_Material for this exercise_.
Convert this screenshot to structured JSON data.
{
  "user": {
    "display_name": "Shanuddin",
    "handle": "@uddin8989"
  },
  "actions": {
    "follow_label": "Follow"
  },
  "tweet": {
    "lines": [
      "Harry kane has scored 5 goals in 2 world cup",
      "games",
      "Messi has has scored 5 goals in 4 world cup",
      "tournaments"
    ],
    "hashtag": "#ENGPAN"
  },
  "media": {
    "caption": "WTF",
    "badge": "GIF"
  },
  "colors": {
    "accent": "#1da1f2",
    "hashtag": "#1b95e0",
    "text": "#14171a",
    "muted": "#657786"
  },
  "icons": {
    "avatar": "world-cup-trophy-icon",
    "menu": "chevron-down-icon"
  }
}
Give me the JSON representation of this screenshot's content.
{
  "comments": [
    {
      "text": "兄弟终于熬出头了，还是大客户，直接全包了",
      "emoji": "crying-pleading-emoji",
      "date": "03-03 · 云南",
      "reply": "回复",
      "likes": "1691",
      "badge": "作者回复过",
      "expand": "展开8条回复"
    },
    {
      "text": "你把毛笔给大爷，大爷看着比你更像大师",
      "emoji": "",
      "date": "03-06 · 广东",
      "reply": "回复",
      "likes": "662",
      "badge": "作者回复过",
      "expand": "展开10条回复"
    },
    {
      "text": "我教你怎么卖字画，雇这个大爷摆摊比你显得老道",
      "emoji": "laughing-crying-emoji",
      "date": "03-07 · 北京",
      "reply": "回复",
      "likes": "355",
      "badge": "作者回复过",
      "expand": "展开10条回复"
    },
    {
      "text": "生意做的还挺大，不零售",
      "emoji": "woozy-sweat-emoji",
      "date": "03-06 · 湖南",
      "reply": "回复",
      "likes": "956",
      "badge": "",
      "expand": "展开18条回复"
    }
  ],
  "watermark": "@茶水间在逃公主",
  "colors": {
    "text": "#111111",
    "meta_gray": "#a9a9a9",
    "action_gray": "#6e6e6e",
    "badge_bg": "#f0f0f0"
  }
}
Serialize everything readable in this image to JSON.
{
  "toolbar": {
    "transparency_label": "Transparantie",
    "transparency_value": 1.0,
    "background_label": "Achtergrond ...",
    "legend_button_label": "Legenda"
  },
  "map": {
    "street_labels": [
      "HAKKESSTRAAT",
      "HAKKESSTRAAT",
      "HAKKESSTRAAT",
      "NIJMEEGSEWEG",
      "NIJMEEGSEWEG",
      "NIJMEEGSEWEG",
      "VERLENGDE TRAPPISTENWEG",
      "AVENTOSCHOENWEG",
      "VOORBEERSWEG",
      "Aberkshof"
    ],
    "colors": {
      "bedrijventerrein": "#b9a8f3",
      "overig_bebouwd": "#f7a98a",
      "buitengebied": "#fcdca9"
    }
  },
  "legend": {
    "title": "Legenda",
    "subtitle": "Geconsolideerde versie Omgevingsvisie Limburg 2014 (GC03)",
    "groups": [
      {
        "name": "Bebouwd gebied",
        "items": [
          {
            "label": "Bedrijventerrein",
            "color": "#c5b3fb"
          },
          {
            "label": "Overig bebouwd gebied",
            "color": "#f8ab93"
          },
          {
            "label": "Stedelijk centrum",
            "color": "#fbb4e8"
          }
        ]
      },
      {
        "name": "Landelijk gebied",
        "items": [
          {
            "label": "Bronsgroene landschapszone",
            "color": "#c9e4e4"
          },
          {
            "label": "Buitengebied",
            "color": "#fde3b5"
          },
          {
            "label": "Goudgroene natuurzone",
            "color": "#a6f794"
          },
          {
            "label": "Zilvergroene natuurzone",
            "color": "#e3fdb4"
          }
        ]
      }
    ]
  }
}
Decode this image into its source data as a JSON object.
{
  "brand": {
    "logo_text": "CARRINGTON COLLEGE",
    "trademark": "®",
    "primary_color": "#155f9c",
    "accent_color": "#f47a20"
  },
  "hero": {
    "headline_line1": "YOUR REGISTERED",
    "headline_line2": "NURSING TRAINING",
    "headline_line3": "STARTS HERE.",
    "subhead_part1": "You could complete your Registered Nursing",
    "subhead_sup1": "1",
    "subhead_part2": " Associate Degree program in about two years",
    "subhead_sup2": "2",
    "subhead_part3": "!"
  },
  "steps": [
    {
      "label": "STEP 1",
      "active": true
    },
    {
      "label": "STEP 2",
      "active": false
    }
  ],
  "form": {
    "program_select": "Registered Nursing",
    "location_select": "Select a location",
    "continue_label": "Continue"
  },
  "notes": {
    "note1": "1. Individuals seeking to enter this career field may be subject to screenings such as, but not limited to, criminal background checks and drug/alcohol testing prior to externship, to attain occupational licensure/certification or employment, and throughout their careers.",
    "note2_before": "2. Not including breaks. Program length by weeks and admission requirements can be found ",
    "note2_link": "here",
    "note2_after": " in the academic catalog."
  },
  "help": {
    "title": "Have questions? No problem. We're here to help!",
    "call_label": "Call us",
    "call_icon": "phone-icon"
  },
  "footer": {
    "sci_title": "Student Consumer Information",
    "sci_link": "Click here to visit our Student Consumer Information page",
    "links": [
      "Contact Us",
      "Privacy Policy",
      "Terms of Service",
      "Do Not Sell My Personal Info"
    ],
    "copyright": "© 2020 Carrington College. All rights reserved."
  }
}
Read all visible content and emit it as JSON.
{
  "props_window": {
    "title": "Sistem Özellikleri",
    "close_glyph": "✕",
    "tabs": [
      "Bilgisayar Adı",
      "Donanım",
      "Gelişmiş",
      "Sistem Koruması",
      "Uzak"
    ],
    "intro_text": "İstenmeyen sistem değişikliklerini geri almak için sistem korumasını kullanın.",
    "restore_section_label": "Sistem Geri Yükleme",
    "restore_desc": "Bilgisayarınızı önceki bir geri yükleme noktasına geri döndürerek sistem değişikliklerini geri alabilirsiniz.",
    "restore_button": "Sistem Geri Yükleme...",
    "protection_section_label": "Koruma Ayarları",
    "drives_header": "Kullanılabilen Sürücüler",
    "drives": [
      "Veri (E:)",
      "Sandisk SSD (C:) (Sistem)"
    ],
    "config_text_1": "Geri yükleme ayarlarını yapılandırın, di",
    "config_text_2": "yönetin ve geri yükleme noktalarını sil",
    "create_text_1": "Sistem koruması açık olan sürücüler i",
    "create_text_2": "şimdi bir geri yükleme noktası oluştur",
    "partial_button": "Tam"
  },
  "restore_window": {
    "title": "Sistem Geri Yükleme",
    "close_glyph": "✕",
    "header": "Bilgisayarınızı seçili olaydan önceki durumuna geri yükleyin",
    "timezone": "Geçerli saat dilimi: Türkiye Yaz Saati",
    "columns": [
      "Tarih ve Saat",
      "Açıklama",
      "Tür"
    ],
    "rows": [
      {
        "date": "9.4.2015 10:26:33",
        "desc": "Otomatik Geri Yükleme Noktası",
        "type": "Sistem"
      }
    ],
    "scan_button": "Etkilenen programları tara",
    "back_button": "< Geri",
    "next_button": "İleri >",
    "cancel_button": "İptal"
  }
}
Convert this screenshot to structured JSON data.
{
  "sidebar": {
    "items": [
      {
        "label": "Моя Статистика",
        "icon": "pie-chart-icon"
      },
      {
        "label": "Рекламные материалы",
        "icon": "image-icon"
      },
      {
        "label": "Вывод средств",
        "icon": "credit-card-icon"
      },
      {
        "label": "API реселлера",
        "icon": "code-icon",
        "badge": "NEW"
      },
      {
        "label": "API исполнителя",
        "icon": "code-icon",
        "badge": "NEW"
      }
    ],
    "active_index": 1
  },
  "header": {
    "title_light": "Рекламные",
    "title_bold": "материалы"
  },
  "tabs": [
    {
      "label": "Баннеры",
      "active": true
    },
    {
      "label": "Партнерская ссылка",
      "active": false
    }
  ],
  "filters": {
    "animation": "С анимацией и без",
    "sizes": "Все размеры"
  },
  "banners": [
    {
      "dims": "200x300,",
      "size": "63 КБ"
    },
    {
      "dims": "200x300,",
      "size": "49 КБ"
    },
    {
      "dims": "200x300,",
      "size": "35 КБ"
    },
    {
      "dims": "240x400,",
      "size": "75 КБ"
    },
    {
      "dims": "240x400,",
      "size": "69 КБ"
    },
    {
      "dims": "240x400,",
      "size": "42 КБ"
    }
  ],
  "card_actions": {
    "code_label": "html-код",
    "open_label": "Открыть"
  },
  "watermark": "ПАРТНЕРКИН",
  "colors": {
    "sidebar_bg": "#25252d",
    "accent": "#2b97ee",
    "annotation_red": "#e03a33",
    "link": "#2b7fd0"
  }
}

_Exercise task_.
Locate the word "likes" in the data above. Copy every line carrying it.

_Task output_.
      "likes": "1691",
      "likes": "662",
      "likes": "355",
      "likes": "956",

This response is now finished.